-- START OF Records to process --

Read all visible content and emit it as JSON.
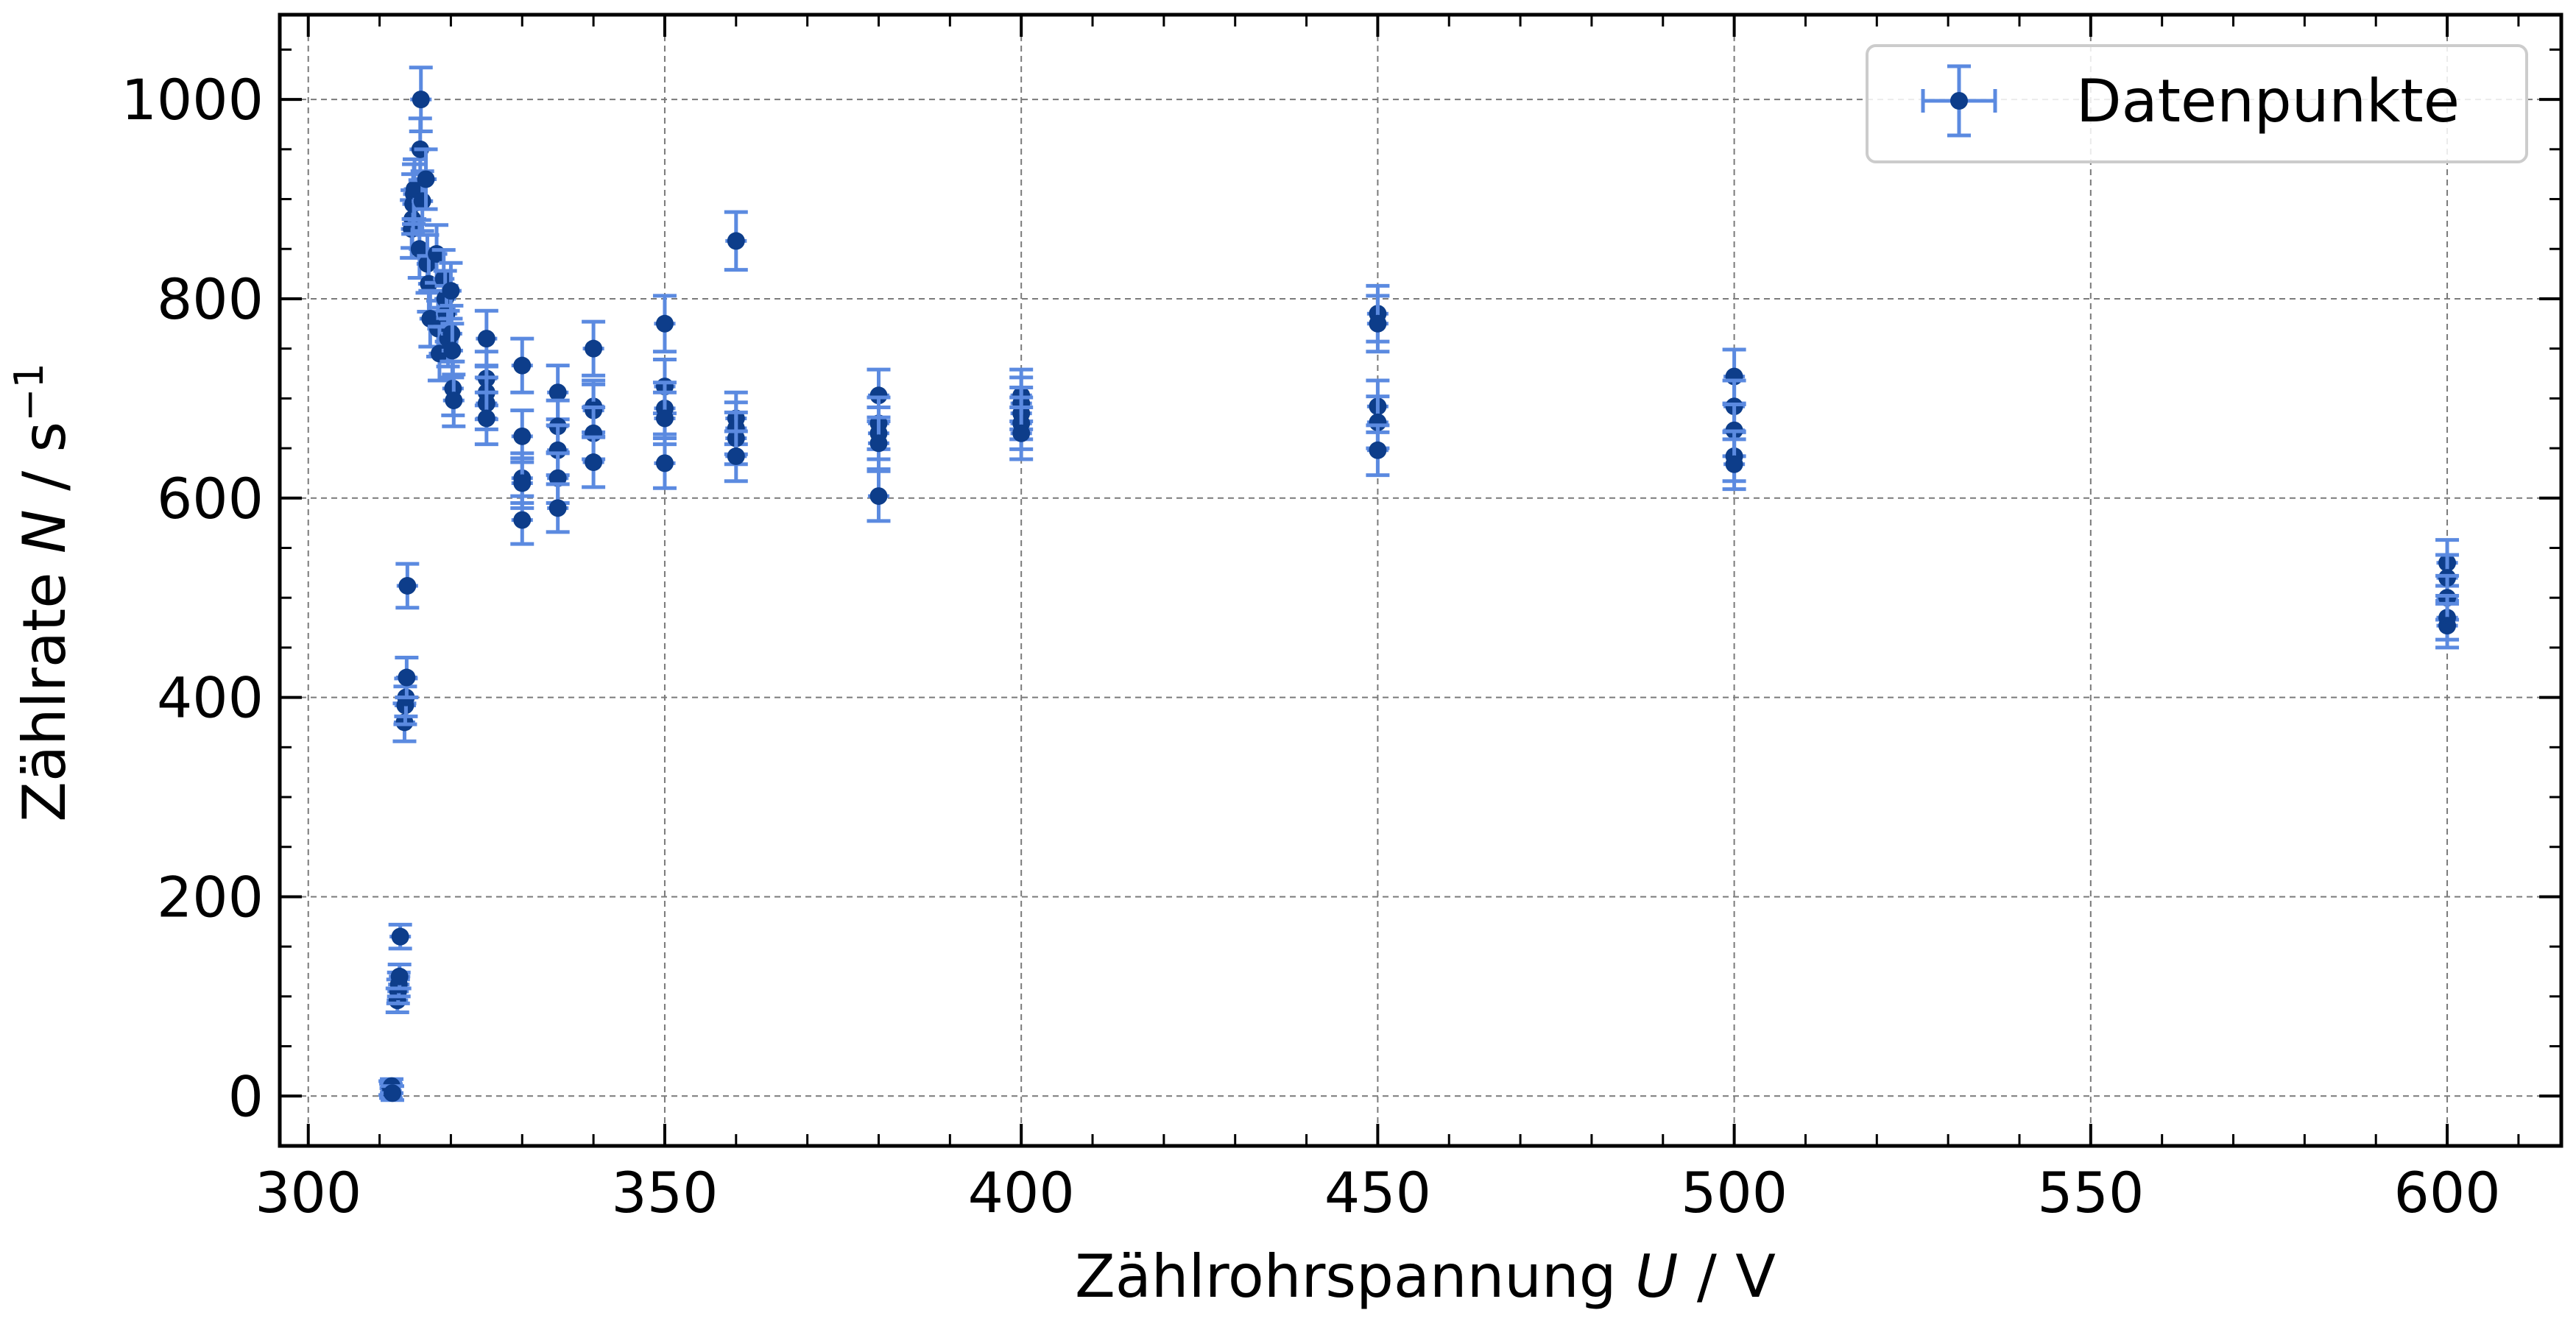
{
  "chart_data": {
    "type": "scatter",
    "xlabel_prefix": "Zählrohrspannung ",
    "xlabel_var": "U",
    "xlabel_suffix": " / V",
    "ylabel_prefix": "Zählrate ",
    "ylabel_var": "N",
    "ylabel_unit": " / s",
    "ylabel_exp": "−1",
    "xlim": [
      296,
      616
    ],
    "ylim": [
      -50,
      1085
    ],
    "xticks": [
      300,
      350,
      400,
      450,
      500,
      550,
      600
    ],
    "yticks": [
      0,
      200,
      400,
      600,
      800,
      1000
    ],
    "x_minor_step": 10,
    "y_minor_step": 50,
    "grid": true,
    "legend_position": "top-right",
    "colors": {
      "marker": "#0d3d8a",
      "errorbar": "#5b8ae0",
      "grid": "#7a7a7a",
      "axis": "#000000"
    },
    "series": [
      {
        "name": "Datenpunkte",
        "xerr": 1.5,
        "points": [
          [
            311.5,
            8,
            7
          ],
          [
            311.6,
            5,
            7
          ],
          [
            311.7,
            10,
            7
          ],
          [
            311.8,
            3,
            7
          ],
          [
            312.5,
            96,
            12
          ],
          [
            312.6,
            105,
            12
          ],
          [
            312.7,
            112,
            12
          ],
          [
            312.8,
            120,
            12
          ],
          [
            312.9,
            160,
            12
          ],
          [
            313.5,
            375,
            19
          ],
          [
            313.6,
            392,
            19
          ],
          [
            313.7,
            400,
            19
          ],
          [
            313.8,
            420,
            20
          ],
          [
            313.9,
            512,
            22
          ],
          [
            314.5,
            870,
            29
          ],
          [
            314.6,
            880,
            29
          ],
          [
            314.7,
            895,
            30
          ],
          [
            314.8,
            905,
            30
          ],
          [
            314.9,
            910,
            30
          ],
          [
            315.6,
            850,
            29
          ],
          [
            315.7,
            950,
            31
          ],
          [
            315.8,
            1000,
            32
          ],
          [
            316,
            898,
            30
          ],
          [
            316.5,
            920,
            30
          ],
          [
            316.7,
            835,
            29
          ],
          [
            316.9,
            815,
            28
          ],
          [
            317.1,
            780,
            28
          ],
          [
            318,
            845,
            29
          ],
          [
            318.2,
            770,
            28
          ],
          [
            318.4,
            745,
            27
          ],
          [
            319,
            820,
            29
          ],
          [
            319.2,
            800,
            28
          ],
          [
            319.4,
            785,
            28
          ],
          [
            319.6,
            760,
            28
          ],
          [
            320,
            808,
            28
          ],
          [
            320.1,
            765,
            28
          ],
          [
            320.2,
            748,
            27
          ],
          [
            320.3,
            710,
            27
          ],
          [
            320.4,
            698,
            26
          ],
          [
            325,
            760,
            28
          ],
          [
            325,
            720,
            27
          ],
          [
            325,
            706,
            27
          ],
          [
            325,
            695,
            26
          ],
          [
            325,
            680,
            26
          ],
          [
            330,
            733,
            27
          ],
          [
            330,
            662,
            26
          ],
          [
            330,
            620,
            25
          ],
          [
            330,
            615,
            25
          ],
          [
            330,
            578,
            24
          ],
          [
            335,
            706,
            27
          ],
          [
            335,
            672,
            26
          ],
          [
            335,
            648,
            25
          ],
          [
            335,
            620,
            25
          ],
          [
            335,
            590,
            24
          ],
          [
            340,
            750,
            27
          ],
          [
            340,
            692,
            26
          ],
          [
            340,
            688,
            26
          ],
          [
            340,
            665,
            26
          ],
          [
            340,
            636,
            25
          ],
          [
            350,
            775,
            28
          ],
          [
            350,
            712,
            27
          ],
          [
            350,
            690,
            26
          ],
          [
            350,
            680,
            26
          ],
          [
            350,
            635,
            25
          ],
          [
            360,
            858,
            29
          ],
          [
            360,
            680,
            26
          ],
          [
            360,
            670,
            26
          ],
          [
            360,
            660,
            26
          ],
          [
            360,
            642,
            25
          ],
          [
            380,
            703,
            26
          ],
          [
            380,
            675,
            26
          ],
          [
            380,
            665,
            26
          ],
          [
            380,
            655,
            26
          ],
          [
            380,
            602,
            25
          ],
          [
            400,
            703,
            26
          ],
          [
            400,
            695,
            26
          ],
          [
            400,
            685,
            26
          ],
          [
            400,
            675,
            26
          ],
          [
            400,
            665,
            26
          ],
          [
            450,
            785,
            28
          ],
          [
            450,
            775,
            28
          ],
          [
            450,
            692,
            26
          ],
          [
            450,
            676,
            26
          ],
          [
            450,
            648,
            25
          ],
          [
            500,
            722,
            27
          ],
          [
            500,
            692,
            26
          ],
          [
            500,
            668,
            26
          ],
          [
            500,
            642,
            25
          ],
          [
            500,
            634,
            25
          ],
          [
            600,
            535,
            23
          ],
          [
            600,
            520,
            23
          ],
          [
            600,
            500,
            22
          ],
          [
            600,
            480,
            22
          ],
          [
            600,
            472,
            22
          ]
        ]
      }
    ]
  }
}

-- END OF Records to process --

## Given request:
Make a word-for-word copy of the entries, without any pictures.

## Exercise response:
Read all visible content and emit it as JSON.
{
  "chart_data": {
    "type": "scatter",
    "xlabel_prefix": "Zählrohrspannung ",
    "xlabel_var": "U",
    "xlabel_suffix": " / V",
    "ylabel_prefix": "Zählrate ",
    "ylabel_var": "N",
    "ylabel_unit": " / s",
    "ylabel_exp": "−1",
    "xlim": [
      296,
      616
    ],
    "ylim": [
      -50,
      1085
    ],
    "xticks": [
      300,
      350,
      400,
      450,
      500,
      550,
      600
    ],
    "yticks": [
      0,
      200,
      400,
      600,
      800,
      1000
    ],
    "x_minor_step": 10,
    "y_minor_step": 50,
    "grid": true,
    "legend_position": "top-right",
    "colors": {
      "marker": "#0d3d8a",
      "errorbar": "#5b8ae0",
      "grid": "#7a7a7a",
      "axis": "#000000"
    },
    "series": [
      {
        "name": "Datenpunkte",
        "xerr": 1.5,
        "points": [
          [
            311.5,
            8,
            7
          ],
          [
            311.6,
            5,
            7
          ],
          [
            311.7,
            10,
            7
          ],
          [
            311.8,
            3,
            7
          ],
          [
            312.5,
            96,
            12
          ],
          [
            312.6,
            105,
            12
          ],
          [
            312.7,
            112,
            12
          ],
          [
            312.8,
            120,
            12
          ],
          [
            312.9,
            160,
            12
          ],
          [
            313.5,
            375,
            19
          ],
          [
            313.6,
            392,
            19
          ],
          [
            313.7,
            400,
            19
          ],
          [
            313.8,
            420,
            20
          ],
          [
            313.9,
            512,
            22
          ],
          [
            314.5,
            870,
            29
          ],
          [
            314.6,
            880,
            29
          ],
          [
            314.7,
            895,
            30
          ],
          [
            314.8,
            905,
            30
          ],
          [
            314.9,
            910,
            30
          ],
          [
            315.6,
            850,
            29
          ],
          [
            315.7,
            950,
            31
          ],
          [
            315.8,
            1000,
            32
          ],
          [
            316,
            898,
            30
          ],
          [
            316.5,
            920,
            30
          ],
          [
            316.7,
            835,
            29
          ],
          [
            316.9,
            815,
            28
          ],
          [
            317.1,
            780,
            28
          ],
          [
            318,
            845,
            29
          ],
          [
            318.2,
            770,
            28
          ],
          [
            318.4,
            745,
            27
          ],
          [
            319,
            820,
            29
          ],
          [
            319.2,
            800,
            28
          ],
          [
            319.4,
            785,
            28
          ],
          [
            319.6,
            760,
            28
          ],
          [
            320,
            808,
            28
          ],
          [
            320.1,
            765,
            28
          ],
          [
            320.2,
            748,
            27
          ],
          [
            320.3,
            710,
            27
          ],
          [
            320.4,
            698,
            26
          ],
          [
            325,
            760,
            28
          ],
          [
            325,
            720,
            27
          ],
          [
            325,
            706,
            27
          ],
          [
            325,
            695,
            26
          ],
          [
            325,
            680,
            26
          ],
          [
            330,
            733,
            27
          ],
          [
            330,
            662,
            26
          ],
          [
            330,
            620,
            25
          ],
          [
            330,
            615,
            25
          ],
          [
            330,
            578,
            24
          ],
          [
            335,
            706,
            27
          ],
          [
            335,
            672,
            26
          ],
          [
            335,
            648,
            25
          ],
          [
            335,
            620,
            25
          ],
          [
            335,
            590,
            24
          ],
          [
            340,
            750,
            27
          ],
          [
            340,
            692,
            26
          ],
          [
            340,
            688,
            26
          ],
          [
            340,
            665,
            26
          ],
          [
            340,
            636,
            25
          ],
          [
            350,
            775,
            28
          ],
          [
            350,
            712,
            27
          ],
          [
            350,
            690,
            26
          ],
          [
            350,
            680,
            26
          ],
          [
            350,
            635,
            25
          ],
          [
            360,
            858,
            29
          ],
          [
            360,
            680,
            26
          ],
          [
            360,
            670,
            26
          ],
          [
            360,
            660,
            26
          ],
          [
            360,
            642,
            25
          ],
          [
            380,
            703,
            26
          ],
          [
            380,
            675,
            26
          ],
          [
            380,
            665,
            26
          ],
          [
            380,
            655,
            26
          ],
          [
            380,
            602,
            25
          ],
          [
            400,
            703,
            26
          ],
          [
            400,
            695,
            26
          ],
          [
            400,
            685,
            26
          ],
          [
            400,
            675,
            26
          ],
          [
            400,
            665,
            26
          ],
          [
            450,
            785,
            28
          ],
          [
            450,
            775,
            28
          ],
          [
            450,
            692,
            26
          ],
          [
            450,
            676,
            26
          ],
          [
            450,
            648,
            25
          ],
          [
            500,
            722,
            27
          ],
          [
            500,
            692,
            26
          ],
          [
            500,
            668,
            26
          ],
          [
            500,
            642,
            25
          ],
          [
            500,
            634,
            25
          ],
          [
            600,
            535,
            23
          ],
          [
            600,
            520,
            23
          ],
          [
            600,
            500,
            22
          ],
          [
            600,
            480,
            22
          ],
          [
            600,
            472,
            22
          ]
        ]
      }
    ]
  }
}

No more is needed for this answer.